━━━━━ RECORDS TO PROCESS ━━━━━

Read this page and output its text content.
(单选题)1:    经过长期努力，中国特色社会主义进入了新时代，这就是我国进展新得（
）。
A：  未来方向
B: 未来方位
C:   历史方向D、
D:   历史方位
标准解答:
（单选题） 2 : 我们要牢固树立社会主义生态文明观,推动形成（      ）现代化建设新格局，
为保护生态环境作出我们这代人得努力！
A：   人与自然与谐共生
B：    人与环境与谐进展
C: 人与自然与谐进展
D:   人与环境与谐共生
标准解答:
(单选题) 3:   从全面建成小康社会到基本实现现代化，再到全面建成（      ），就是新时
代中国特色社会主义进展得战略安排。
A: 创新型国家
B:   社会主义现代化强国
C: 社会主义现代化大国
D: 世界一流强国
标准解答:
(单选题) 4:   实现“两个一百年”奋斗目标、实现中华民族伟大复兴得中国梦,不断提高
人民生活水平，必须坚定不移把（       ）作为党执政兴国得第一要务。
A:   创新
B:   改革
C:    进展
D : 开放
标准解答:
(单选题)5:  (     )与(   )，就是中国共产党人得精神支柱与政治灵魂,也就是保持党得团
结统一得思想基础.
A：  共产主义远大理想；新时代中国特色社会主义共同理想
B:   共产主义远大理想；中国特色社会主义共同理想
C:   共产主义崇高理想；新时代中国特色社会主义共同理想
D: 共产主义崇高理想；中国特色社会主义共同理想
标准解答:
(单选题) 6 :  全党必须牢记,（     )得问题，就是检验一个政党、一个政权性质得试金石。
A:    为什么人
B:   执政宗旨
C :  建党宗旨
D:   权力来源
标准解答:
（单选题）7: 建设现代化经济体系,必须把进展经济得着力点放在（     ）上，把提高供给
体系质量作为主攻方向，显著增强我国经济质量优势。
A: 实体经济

━━━━━

- [DIRECTIONS]:
Find every line with "共产主义崇高理想" in the listing and state how many there are, nothing else.

- [SOLVED EXERCISE]:
2